_Exercise aim_
Only a number is wanted: how many lines in the listing contain the word "image"?

_Input rows_
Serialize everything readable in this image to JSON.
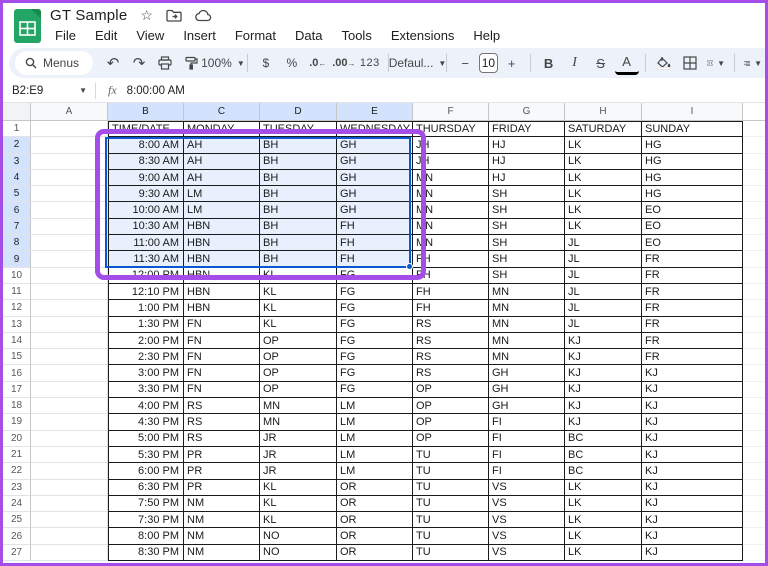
---
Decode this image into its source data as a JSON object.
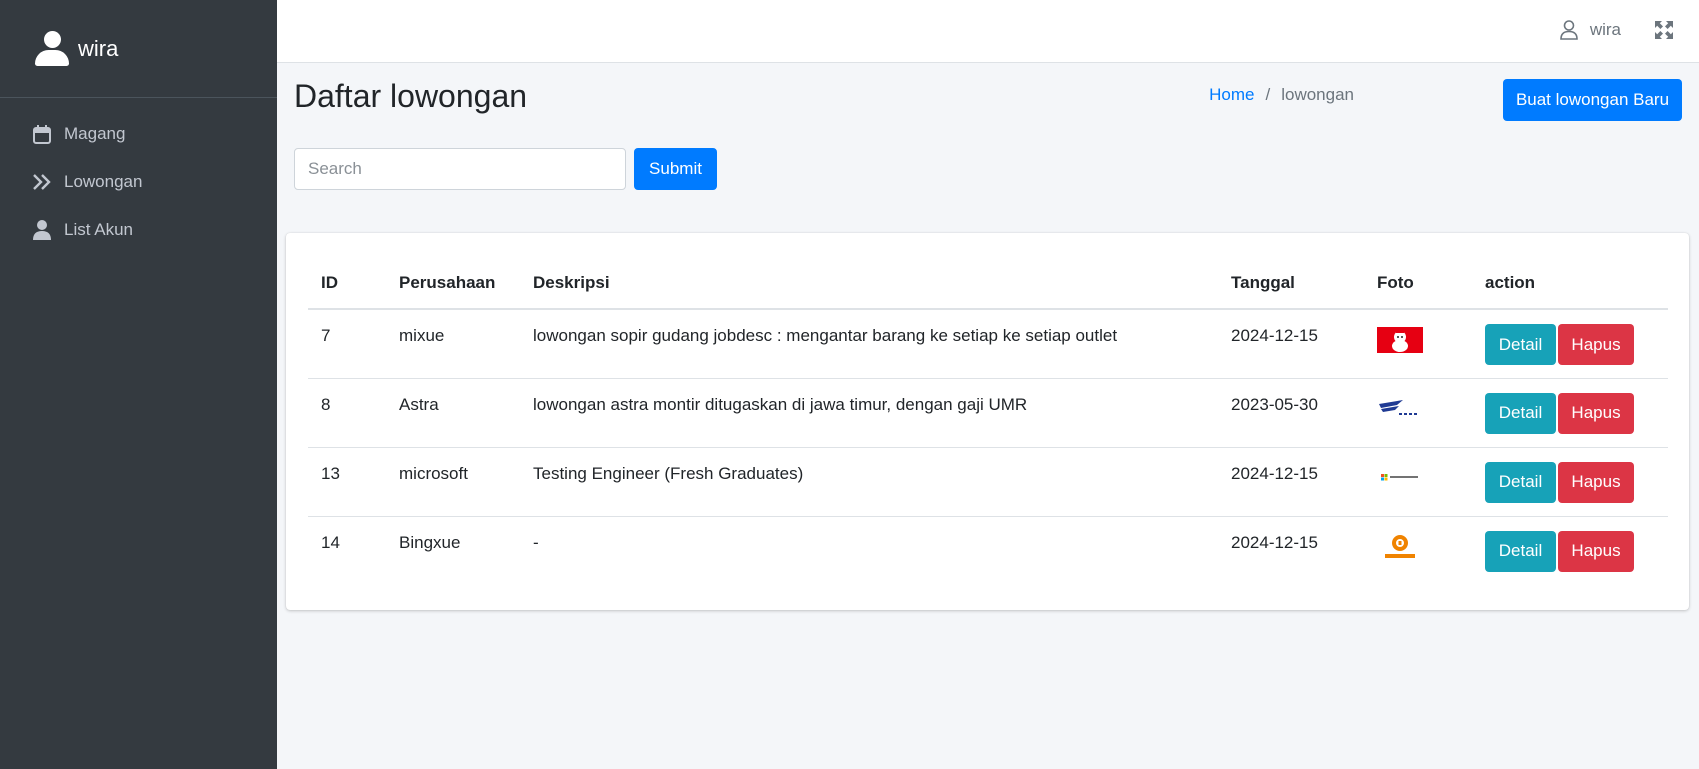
==
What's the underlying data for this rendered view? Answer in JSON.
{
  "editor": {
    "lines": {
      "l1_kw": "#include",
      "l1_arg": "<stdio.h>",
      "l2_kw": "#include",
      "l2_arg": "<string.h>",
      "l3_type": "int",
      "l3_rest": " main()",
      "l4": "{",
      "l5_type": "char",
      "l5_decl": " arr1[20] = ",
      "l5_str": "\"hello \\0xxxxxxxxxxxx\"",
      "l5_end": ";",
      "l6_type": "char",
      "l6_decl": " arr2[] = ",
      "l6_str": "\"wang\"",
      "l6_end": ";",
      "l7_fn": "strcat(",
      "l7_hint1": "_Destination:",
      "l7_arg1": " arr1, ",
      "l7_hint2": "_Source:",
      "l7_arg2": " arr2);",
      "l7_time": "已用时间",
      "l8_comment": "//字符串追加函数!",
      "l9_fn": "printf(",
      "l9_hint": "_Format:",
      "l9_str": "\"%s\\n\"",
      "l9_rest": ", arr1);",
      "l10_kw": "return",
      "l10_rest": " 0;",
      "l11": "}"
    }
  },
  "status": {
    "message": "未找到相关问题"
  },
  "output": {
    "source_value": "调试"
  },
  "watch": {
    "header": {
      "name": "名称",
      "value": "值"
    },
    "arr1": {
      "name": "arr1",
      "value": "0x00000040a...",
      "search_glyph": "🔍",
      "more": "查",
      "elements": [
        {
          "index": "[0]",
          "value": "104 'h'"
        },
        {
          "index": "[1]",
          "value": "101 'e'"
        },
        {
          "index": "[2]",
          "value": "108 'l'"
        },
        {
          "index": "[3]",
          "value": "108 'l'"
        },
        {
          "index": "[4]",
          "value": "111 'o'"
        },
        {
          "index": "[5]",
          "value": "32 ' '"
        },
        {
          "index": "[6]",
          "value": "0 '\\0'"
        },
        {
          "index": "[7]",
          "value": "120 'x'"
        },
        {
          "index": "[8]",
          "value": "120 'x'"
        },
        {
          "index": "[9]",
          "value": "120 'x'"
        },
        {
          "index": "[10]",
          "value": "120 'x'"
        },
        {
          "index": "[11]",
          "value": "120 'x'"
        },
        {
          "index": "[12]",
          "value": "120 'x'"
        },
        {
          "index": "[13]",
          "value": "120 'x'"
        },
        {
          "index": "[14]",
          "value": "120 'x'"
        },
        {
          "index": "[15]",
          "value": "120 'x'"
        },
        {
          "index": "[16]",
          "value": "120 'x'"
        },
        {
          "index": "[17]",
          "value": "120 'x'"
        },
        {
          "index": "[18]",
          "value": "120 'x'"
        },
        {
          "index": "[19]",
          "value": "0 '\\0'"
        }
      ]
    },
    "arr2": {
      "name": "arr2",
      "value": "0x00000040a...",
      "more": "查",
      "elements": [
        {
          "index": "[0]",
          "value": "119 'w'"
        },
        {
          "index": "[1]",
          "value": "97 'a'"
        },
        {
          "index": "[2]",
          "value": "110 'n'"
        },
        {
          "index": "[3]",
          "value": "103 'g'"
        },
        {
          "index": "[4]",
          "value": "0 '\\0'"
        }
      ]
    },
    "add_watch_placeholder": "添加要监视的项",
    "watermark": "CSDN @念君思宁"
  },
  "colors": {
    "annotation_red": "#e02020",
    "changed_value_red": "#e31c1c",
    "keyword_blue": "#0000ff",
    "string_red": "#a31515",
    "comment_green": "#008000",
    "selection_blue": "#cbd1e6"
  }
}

_Answer for this exercise_
2